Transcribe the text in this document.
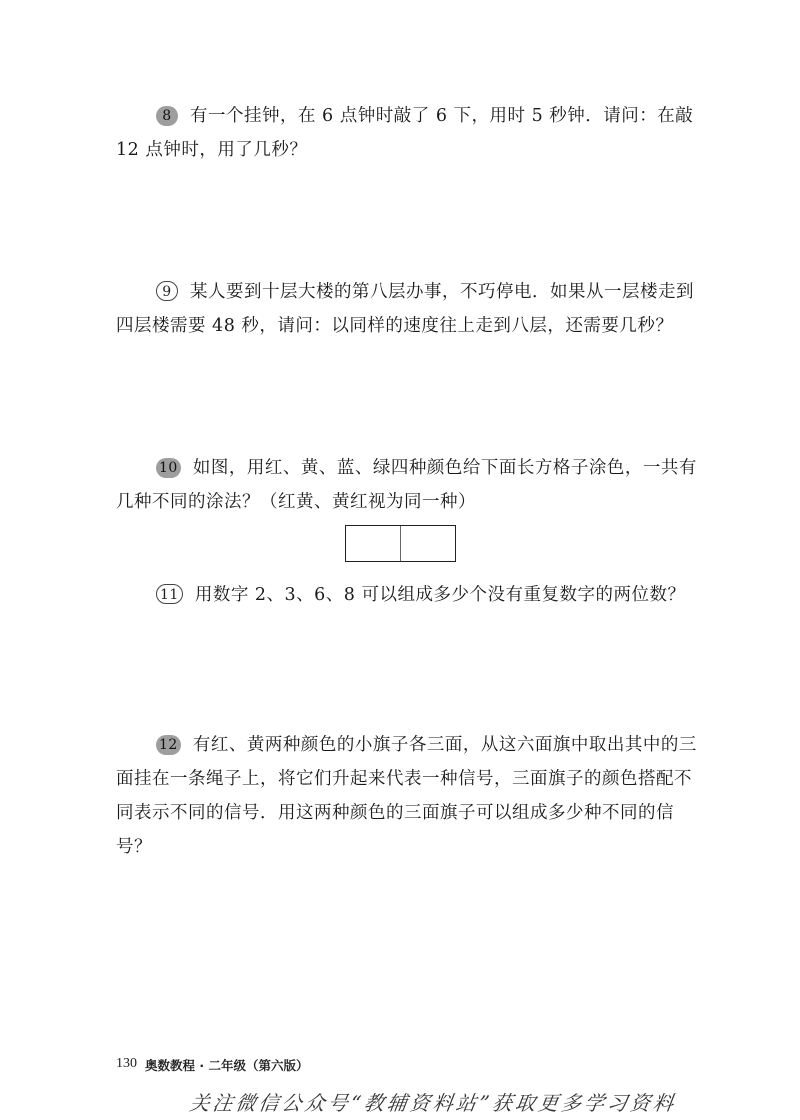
8 有一个挂钟，在 6 点钟时敲了 6 下，用时 5 秒钟．请问：在敲 12 点钟时，用了几秒？

9 某人要到十层大楼的第八层办事，不巧停电．如果从一层楼走到四层楼需要 48 秒，请问：以同样的速度往上走到八层，还需要几秒？

10 如图，用红、黄、蓝、绿四种颜色给下面长方格子涂色，一共有几种不同的涂法？（红黄、黄红视为同一种）

11 用数字 2、3、6、8 可以组成多少个没有重复数字的两位数？

12 有红、黄两种颜色的小旗子各三面，从这六面旗中取出其中的三面挂在一条绳子上，将它们升起来代表一种信号，三面旗子的颜色搭配不同表示不同的信号．用这两种颜色的三面旗子可以组成多少种不同的信号？

130 奥数教程 · 二年级（第六版）
关注微信公众号“教辅资料站”获取更多学习资料
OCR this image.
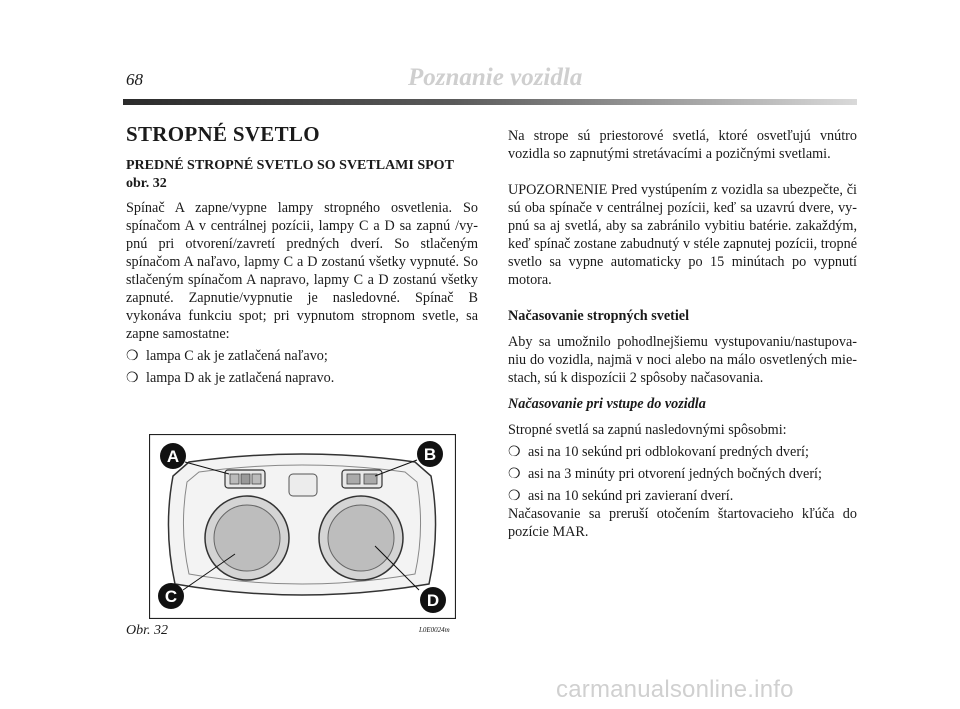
68	Poznanie vozidla
STROPNÉ SVETLO
PREDNÉ STROPNÉ SVETLO SO SVETLAMI SPOT
obr. 32

Spínač A zapne/vypne lampy stropného osvetlenia. So spínačom A v centrálnej pozícii, lampy C a D sa zapnú /vypnú pri otvorení/zavretí predných dverí. So stlačeným spínačom A naľavo, lapmy C a D zostanú všetky vypnuté. So stlačeným spínačom A napravo, lapmy C a D zostanú všetky zapnuté. Zapnutie/vypnutie je nasledovné. Spínač B vykonáva funkciu spot; pri vypnutom stropnom svetle, sa zapne samostatne:

❍ lampa C ak je zatlačená naľavo;
❍ lampa D ak je zatlačená napravo.
A	B
C	D
Obr. 32	L0E0024m

Na strope sú priestorové svetlá, ktoré osvetľujú vnútro vozidla so zapnutými stretávacími a pozičnými svetlami.

UPOZORNENIE Pred vystúpením z vozidla sa ubezpečte, či sú oba spínače v centrálnej pozícii, keď sa uzavrú dvere, vypnú sa aj svetlá, aby sa zabránilo vybitiu batérie. zakaždým, keď spínač zostane zabudnutý v stéle zapnutej pozícii, tropné svetlo sa vypne automaticky po 15 minútach po vypnutí motora.

Načasovanie stropných svetiel

Aby sa umožnilo pohodlnejšiemu vystupovaniu/nastupovaniu do vozidla, najmä v noci alebo na málo osvetlených miestach, sú k dispozícii 2 spôsoby načasovania.

Načasovanie pri vstupe do vozidla

Stropné svetlá sa zapnú nasledovnými spôsobmi:

❍ asi na 10 sekúnd pri odblokovaní predných dverí;
❍ asi na 3 minúty pri otvorení jedných bočných dverí;
❍ asi na 10 sekúnd pri zavieraní dverí.

Načasovanie sa preruší otočením štartovacieho kľúča do pozície MAR.

carmanualsonline.info
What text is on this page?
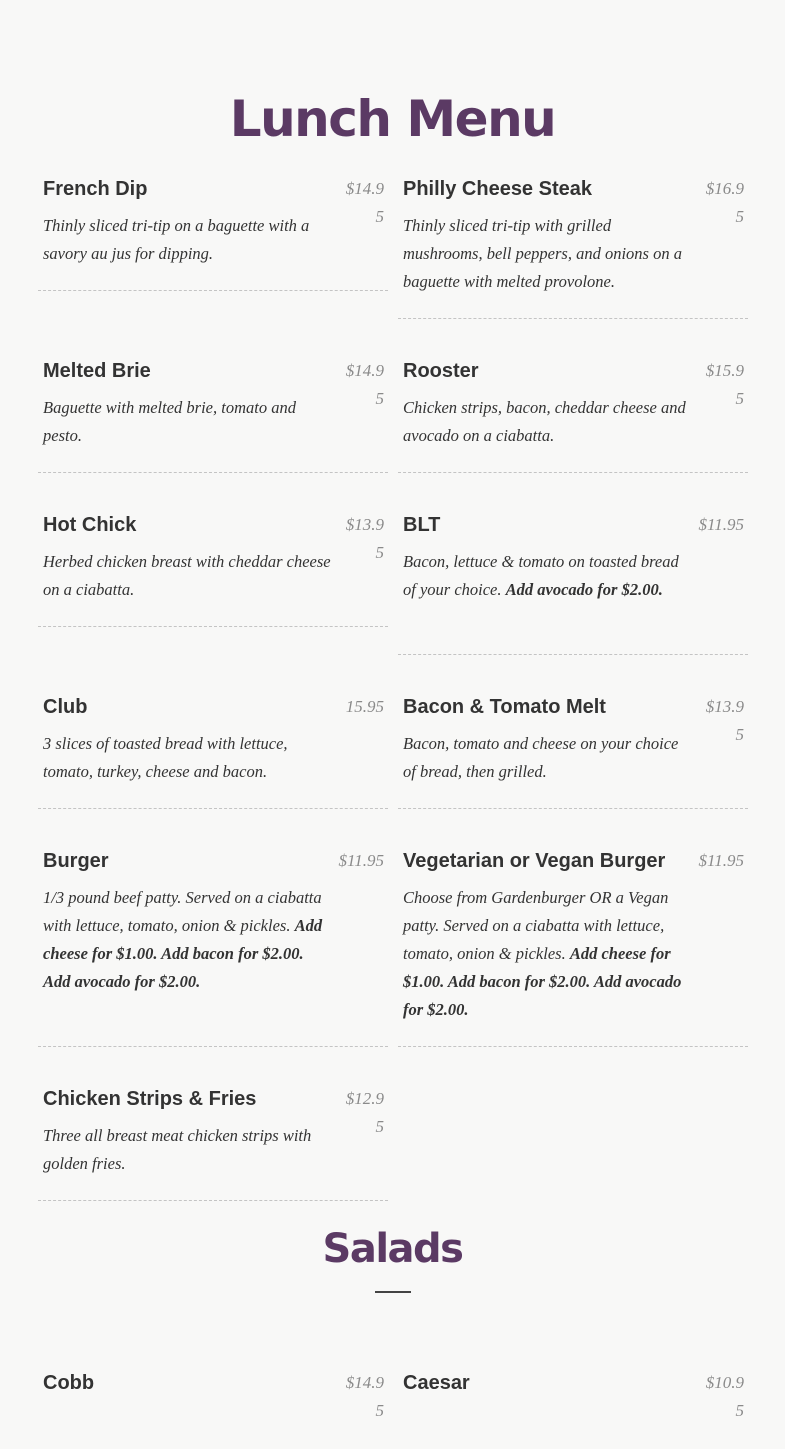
Lunch Menu
French Dip	$14.95
Thinly sliced tri-tip on a baguette with a savory au jus for dipping.
Philly Cheese Steak	$16.95
Thinly sliced tri-tip with grilled mushrooms, bell peppers, and onions on a baguette with melted provolone.
Melted Brie	$14.95
Baguette with melted brie, tomato and pesto.
Rooster	$15.95
Chicken strips, bacon, cheddar cheese and avocado on a ciabatta.
Hot Chick	$13.95
Herbed chicken breast with cheddar cheese on a ciabatta.
BLT	$11.95
Bacon, lettuce & tomato on toasted bread of your choice. Add avocado for $2.00.
Club	15.95
3 slices of toasted bread with lettuce, tomato, turkey, cheese and bacon.
Bacon & Tomato Melt	$13.95
Bacon, tomato and cheese on your choice of bread, then grilled.
Burger	$11.95
1/3 pound beef patty. Served on a ciabatta with lettuce, tomato, onion & pickles. Add cheese for $1.00. Add bacon for $2.00. Add avocado for $2.00.
Vegetarian or Vegan Burger	$11.95
Choose from Gardenburger OR a Vegan patty. Served on a ciabatta with lettuce, tomato, onion & pickles. Add cheese for $1.00. Add bacon for $2.00. Add avocado for $2.00.
Chicken Strips & Fries	$12.95
Three all breast meat chicken strips with golden fries.
Salads
Cobb	$14.95
Caesar	$10.95
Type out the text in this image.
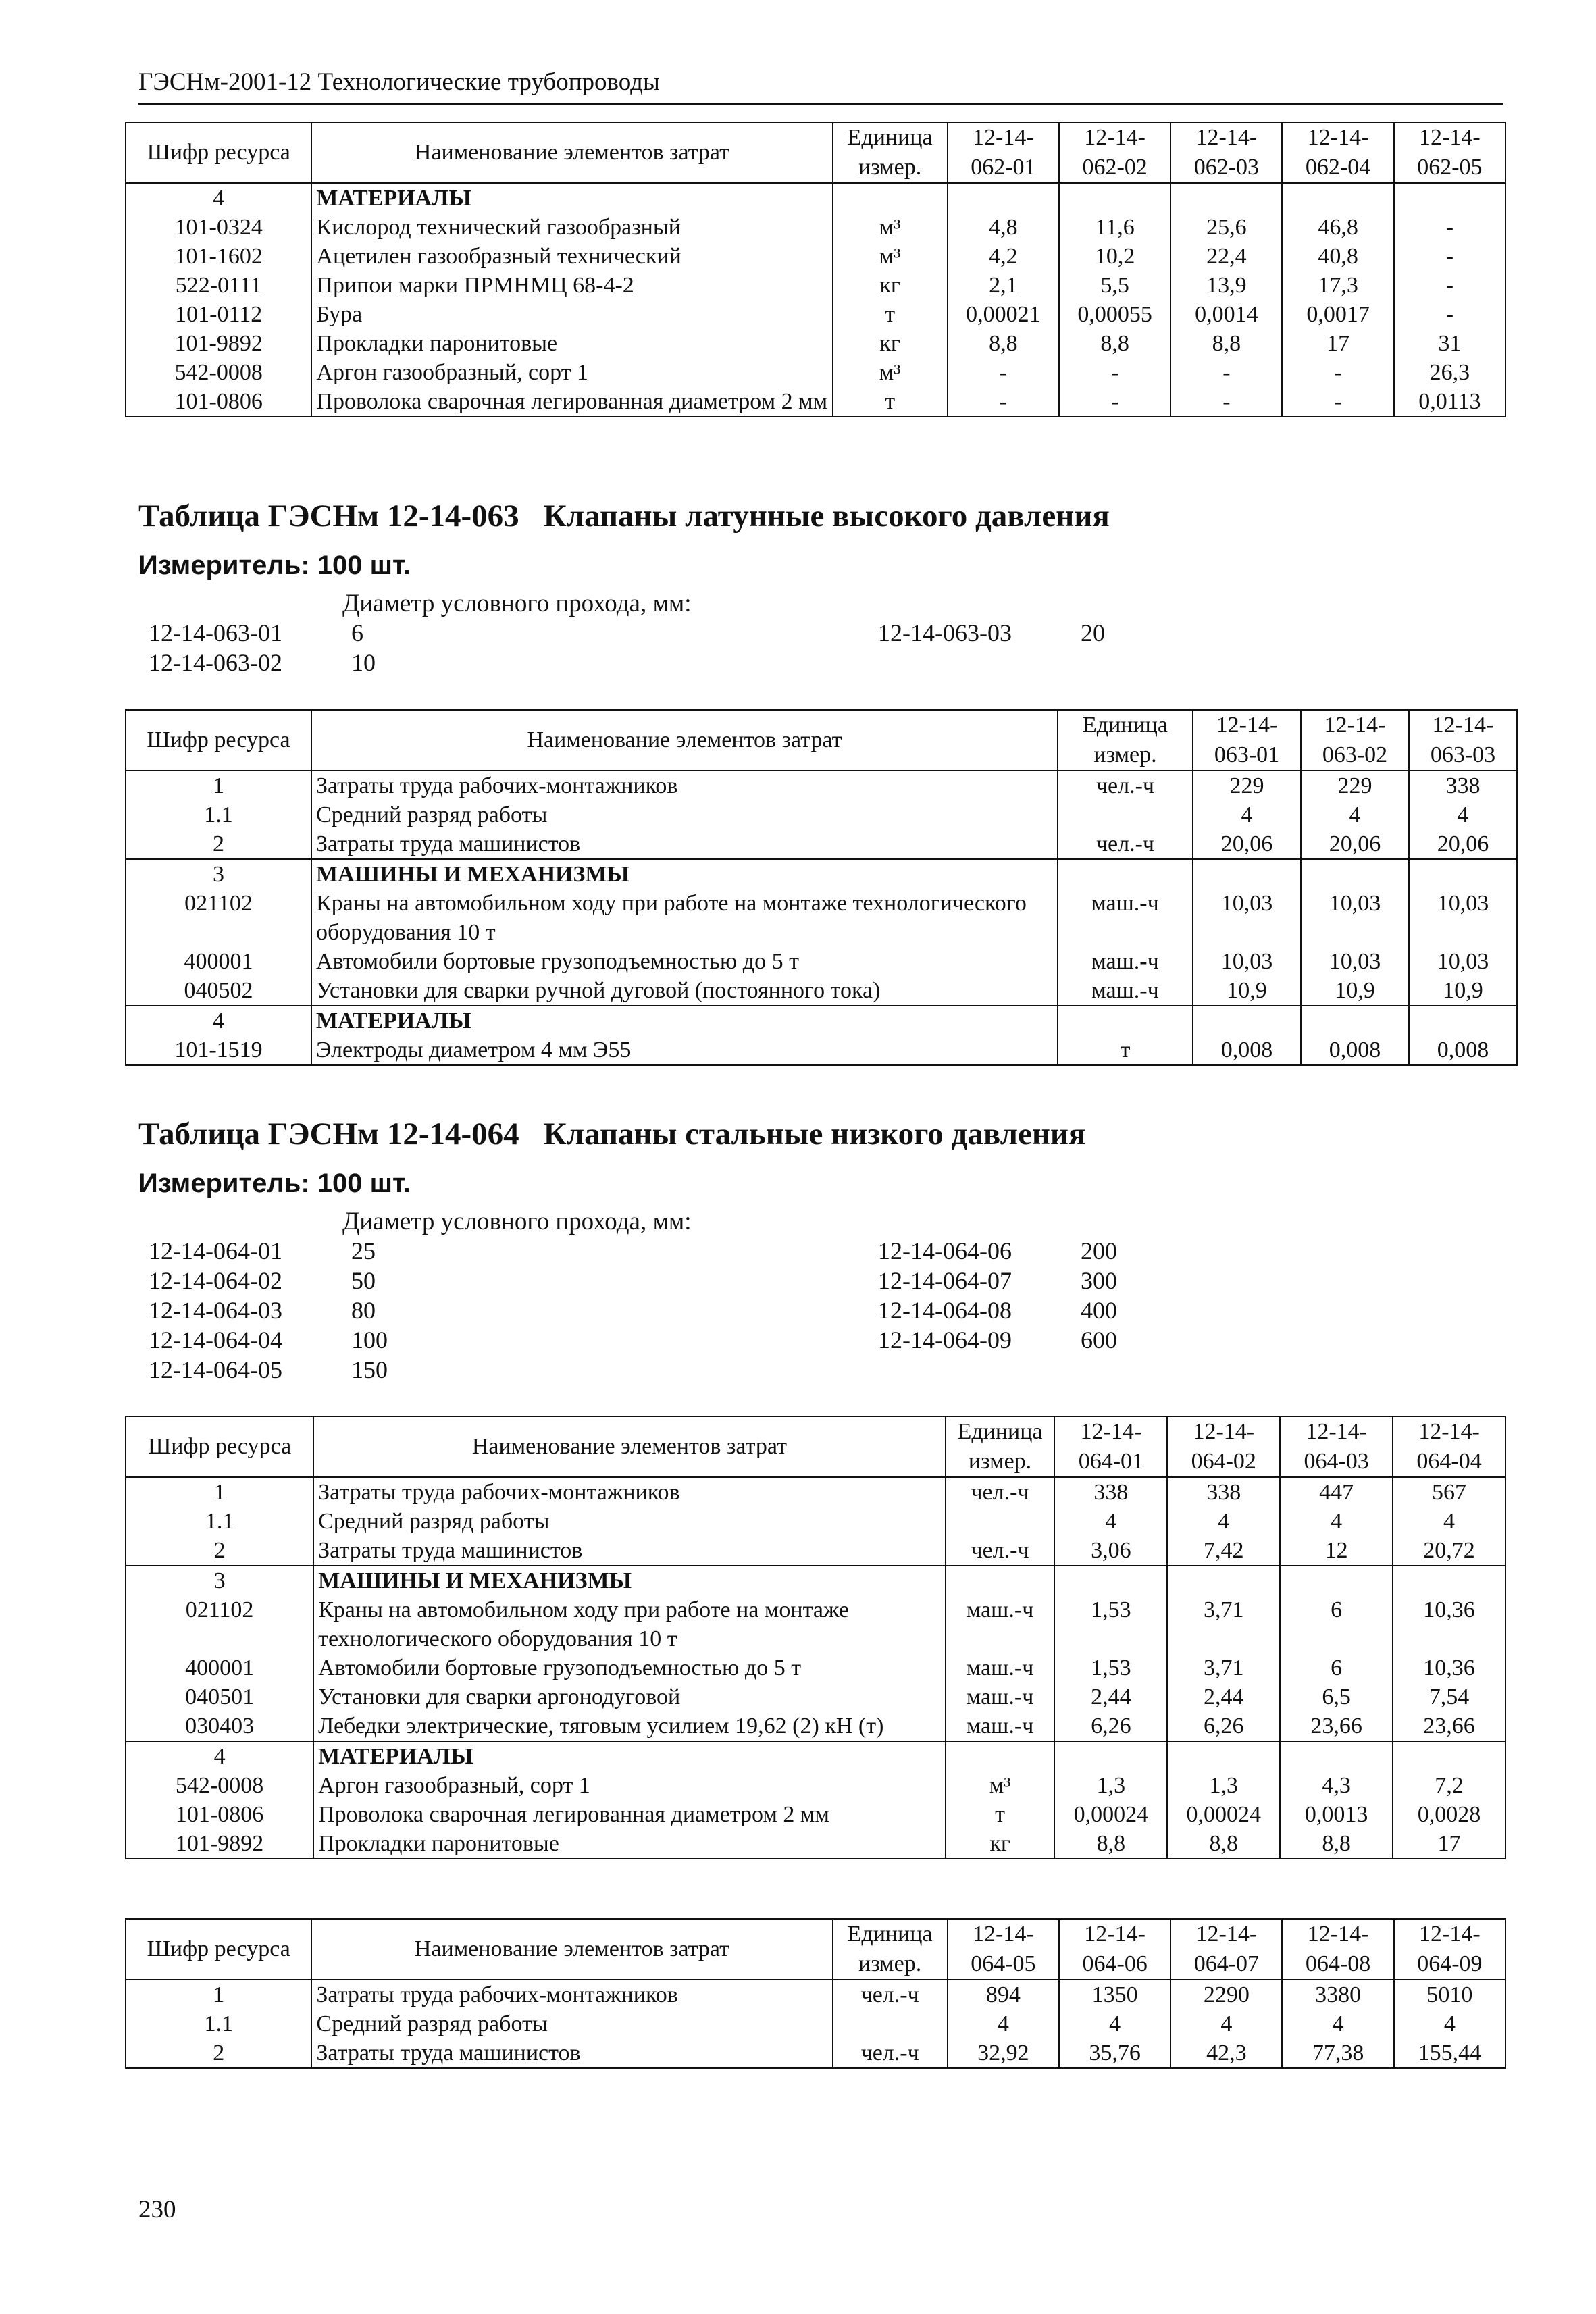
ГЭСНм-2001-12 Технологические трубопроводы
Шифр ресурса	Наименование элементов затрат	Единица измер.	12-14-062-01	12-14-062-02	12-14-062-03	12-14-062-04	12-14-062-05
4	МАТЕРИАЛЫ						
101-0324	Кислород технический газообразный	м³	4,8	11,6	25,6	46,8	-
101-1602	Ацетилен газообразный технический	м³	4,2	10,2	22,4	40,8	-
522-0111	Припои марки ПРМНМЦ 68-4-2	кг	2,1	5,5	13,9	17,3	-
101-0112	Бура	т	0,00021	0,00055	0,0014	0,0017	-
101-9892	Прокладки паронитовые	кг	8,8	8,8	8,8	17	31
542-0008	Аргон газообразный, сорт 1	м³	-	-	-	-	26,3
101-0806	Проволока сварочная легированная диаметром 2 мм	т	-	-	-	-	0,0113
Таблица ГЭСНм 12-14-063 Клапаны латунные высокого давления
Измеритель: 100 шт.
Диаметр условного прохода, мм:
12-14-063-01	6
12-14-063-02	10
12-14-063-03	20
Шифр ресурса	Наименование элементов затрат	Единица измер.	12-14-063-01	12-14-063-02	12-14-063-03
1	Затраты труда рабочих-монтажников	чел.-ч	229	229	338
1.1	Средний разряд работы		4	4	4
2	Затраты труда машинистов	чел.-ч	20,06	20,06	20,06
3	МАШИНЫ И МЕХАНИЗМЫ				
021102	Краны на автомобильном ходу при работе на монтаже технологического оборудования 10 т	маш.-ч	10,03	10,03	10,03
400001	Автомобили бортовые грузоподъемностью до 5 т	маш.-ч	10,03	10,03	10,03
040502	Установки для сварки ручной дуговой (постоянного тока)	маш.-ч	10,9	10,9	10,9
4	МАТЕРИАЛЫ				
101-1519	Электроды диаметром 4 мм Э55	т	0,008	0,008	0,008
Таблица ГЭСНм 12-14-064 Клапаны стальные низкого давления
Измеритель: 100 шт.
Диаметр условного прохода, мм:
12-14-064-01	25
12-14-064-02	50
12-14-064-03	80
12-14-064-04	100
12-14-064-05	150
12-14-064-06	200
12-14-064-07	300
12-14-064-08	400
12-14-064-09	600
Шифр ресурса	Наименование элементов затрат	Единица измер.	12-14-064-01	12-14-064-02	12-14-064-03	12-14-064-04
1	Затраты труда рабочих-монтажников	чел.-ч	338	338	447	567
1.1	Средний разряд работы		4	4	4	4
2	Затраты труда машинистов	чел.-ч	3,06	7,42	12	20,72
3	МАШИНЫ И МЕХАНИЗМЫ					
021102	Краны на автомобильном ходу при работе на монтаже технологического оборудования 10 т	маш.-ч	1,53	3,71	6	10,36
400001	Автомобили бортовые грузоподъемностью до 5 т	маш.-ч	1,53	3,71	6	10,36
040501	Установки для сварки аргонодуговой	маш.-ч	2,44	2,44	6,5	7,54
030403	Лебедки электрические, тяговым усилием 19,62 (2) кН (т)	маш.-ч	6,26	6,26	23,66	23,66
4	МАТЕРИАЛЫ					
542-0008	Аргон газообразный, сорт 1	м³	1,3	1,3	4,3	7,2
101-0806	Проволока сварочная легированная диаметром 2 мм	т	0,00024	0,00024	0,0013	0,0028
101-9892	Прокладки паронитовые	кг	8,8	8,8	8,8	17
Шифр ресурса	Наименование элементов затрат	Единица измер.	12-14-064-05	12-14-064-06	12-14-064-07	12-14-064-08	12-14-064-09
1	Затраты труда рабочих-монтажников	чел.-ч	894	1350	2290	3380	5010
1.1	Средний разряд работы		4	4	4	4	4
2	Затраты труда машинистов	чел.-ч	32,92	35,76	42,3	77,38	155,44
230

━━━━━━━━━━

# [Task goal]
Copy each line of the listing in which the word "bread" can be found.

# [Output of the exercise]
Bacon, lettuce & tomato on toasted bread of your choice. Add avocado for $2.00.
3 slices of toasted bread with lettuce, tomato, turkey, cheese and bacon.
Bacon, tomato and cheese on your choice of bread, then grilled.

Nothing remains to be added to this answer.